Given request.
Take every line that has the string "Figure" and copy it out.
┄┄┄┄┄┄┄┄┄┄
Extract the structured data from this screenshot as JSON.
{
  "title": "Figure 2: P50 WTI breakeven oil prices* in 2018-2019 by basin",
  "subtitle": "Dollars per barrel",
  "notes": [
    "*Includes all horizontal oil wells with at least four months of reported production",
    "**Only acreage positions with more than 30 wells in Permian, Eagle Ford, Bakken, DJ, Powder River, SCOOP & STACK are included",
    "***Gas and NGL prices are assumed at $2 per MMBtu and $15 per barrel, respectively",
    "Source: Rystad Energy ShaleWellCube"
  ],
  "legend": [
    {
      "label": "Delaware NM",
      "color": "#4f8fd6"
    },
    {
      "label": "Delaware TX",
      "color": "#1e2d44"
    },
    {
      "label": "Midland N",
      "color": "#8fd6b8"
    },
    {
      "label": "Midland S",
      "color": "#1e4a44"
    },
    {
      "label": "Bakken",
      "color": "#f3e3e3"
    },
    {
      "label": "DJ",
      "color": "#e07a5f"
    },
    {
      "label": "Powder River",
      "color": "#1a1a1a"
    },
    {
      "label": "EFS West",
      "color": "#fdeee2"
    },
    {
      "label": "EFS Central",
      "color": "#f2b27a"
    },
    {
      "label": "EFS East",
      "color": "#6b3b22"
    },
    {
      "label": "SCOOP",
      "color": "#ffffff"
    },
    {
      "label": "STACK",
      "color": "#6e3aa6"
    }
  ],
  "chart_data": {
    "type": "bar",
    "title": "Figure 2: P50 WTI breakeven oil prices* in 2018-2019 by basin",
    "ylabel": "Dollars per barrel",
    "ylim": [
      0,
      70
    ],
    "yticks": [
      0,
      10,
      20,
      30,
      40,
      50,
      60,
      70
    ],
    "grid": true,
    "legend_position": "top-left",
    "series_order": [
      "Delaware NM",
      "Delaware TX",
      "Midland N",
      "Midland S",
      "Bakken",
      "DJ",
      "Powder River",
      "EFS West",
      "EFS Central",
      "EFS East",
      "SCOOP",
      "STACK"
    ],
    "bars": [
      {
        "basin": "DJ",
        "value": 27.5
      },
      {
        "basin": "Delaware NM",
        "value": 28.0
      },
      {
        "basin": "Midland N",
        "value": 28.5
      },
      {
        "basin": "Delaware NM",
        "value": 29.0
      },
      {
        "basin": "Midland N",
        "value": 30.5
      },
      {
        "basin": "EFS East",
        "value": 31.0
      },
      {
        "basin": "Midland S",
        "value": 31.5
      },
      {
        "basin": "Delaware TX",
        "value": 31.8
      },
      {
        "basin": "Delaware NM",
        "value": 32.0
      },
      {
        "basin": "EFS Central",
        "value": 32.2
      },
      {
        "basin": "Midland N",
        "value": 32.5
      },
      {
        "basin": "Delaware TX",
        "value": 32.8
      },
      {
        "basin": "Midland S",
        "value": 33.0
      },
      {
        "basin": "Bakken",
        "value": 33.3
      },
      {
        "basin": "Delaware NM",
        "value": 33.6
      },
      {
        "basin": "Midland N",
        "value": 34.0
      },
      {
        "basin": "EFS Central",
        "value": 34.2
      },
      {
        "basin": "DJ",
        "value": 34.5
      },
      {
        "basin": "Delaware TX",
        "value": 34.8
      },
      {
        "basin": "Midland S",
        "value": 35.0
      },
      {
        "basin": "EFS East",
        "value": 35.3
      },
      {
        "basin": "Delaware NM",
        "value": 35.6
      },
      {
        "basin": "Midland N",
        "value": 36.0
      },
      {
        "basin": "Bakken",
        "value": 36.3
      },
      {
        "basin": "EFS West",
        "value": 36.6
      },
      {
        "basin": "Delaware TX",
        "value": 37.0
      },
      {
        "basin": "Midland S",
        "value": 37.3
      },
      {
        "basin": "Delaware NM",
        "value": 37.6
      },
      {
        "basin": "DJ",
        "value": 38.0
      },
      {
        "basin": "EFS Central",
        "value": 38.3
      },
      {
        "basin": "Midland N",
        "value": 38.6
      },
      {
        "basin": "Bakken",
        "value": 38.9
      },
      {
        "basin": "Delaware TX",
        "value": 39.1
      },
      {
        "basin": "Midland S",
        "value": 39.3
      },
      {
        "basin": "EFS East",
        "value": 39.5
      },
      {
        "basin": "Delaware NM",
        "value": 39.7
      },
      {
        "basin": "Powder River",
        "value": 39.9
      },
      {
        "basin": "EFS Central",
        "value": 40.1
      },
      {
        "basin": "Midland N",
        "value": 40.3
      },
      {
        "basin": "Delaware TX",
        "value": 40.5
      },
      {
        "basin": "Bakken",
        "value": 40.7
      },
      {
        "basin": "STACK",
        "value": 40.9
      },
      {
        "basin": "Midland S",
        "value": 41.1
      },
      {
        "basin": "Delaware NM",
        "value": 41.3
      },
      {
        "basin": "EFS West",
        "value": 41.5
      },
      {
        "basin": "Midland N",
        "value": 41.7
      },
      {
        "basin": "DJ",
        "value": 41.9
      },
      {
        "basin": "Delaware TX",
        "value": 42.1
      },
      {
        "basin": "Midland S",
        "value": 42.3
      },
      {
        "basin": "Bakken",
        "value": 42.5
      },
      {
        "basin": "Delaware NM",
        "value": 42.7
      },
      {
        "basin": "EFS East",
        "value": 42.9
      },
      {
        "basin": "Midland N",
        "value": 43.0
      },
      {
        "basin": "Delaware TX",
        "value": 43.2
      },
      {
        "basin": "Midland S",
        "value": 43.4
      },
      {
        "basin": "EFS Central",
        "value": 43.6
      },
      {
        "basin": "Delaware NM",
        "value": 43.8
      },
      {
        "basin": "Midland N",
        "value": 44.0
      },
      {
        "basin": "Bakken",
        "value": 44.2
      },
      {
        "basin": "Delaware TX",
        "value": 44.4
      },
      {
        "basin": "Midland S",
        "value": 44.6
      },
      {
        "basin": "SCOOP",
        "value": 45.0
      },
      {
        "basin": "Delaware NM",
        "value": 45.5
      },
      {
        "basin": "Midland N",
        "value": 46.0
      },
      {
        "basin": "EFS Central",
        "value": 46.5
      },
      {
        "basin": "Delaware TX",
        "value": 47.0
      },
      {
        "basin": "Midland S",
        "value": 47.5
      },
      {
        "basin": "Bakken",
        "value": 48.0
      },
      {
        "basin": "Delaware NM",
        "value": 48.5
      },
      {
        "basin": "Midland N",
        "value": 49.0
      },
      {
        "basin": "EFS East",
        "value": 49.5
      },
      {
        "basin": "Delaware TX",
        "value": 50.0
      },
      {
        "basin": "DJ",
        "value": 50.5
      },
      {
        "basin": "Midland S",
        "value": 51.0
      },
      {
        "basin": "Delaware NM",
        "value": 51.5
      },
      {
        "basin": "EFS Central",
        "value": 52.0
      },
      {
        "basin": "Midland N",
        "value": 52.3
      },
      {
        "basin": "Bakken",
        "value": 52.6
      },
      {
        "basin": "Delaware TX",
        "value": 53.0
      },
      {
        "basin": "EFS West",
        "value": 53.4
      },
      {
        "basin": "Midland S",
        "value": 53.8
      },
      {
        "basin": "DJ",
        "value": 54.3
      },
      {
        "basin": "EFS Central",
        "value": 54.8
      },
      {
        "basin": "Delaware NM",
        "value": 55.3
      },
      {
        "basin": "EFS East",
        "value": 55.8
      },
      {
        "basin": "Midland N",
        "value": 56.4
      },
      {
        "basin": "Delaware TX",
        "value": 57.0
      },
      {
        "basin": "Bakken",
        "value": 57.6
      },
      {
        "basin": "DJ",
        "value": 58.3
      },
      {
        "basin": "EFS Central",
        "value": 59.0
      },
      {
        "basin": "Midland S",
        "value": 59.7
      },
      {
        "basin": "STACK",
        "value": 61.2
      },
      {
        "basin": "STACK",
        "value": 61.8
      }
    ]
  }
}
┄┄┄┄┄┄┄┄┄┄
Exercise output.
  "title": "Figure 2: P50 WTI breakeven oil prices* in 2018-2019 by basin",
    "title": "Figure 2: P50 WTI breakeven oil prices* in 2018-2019 by basin",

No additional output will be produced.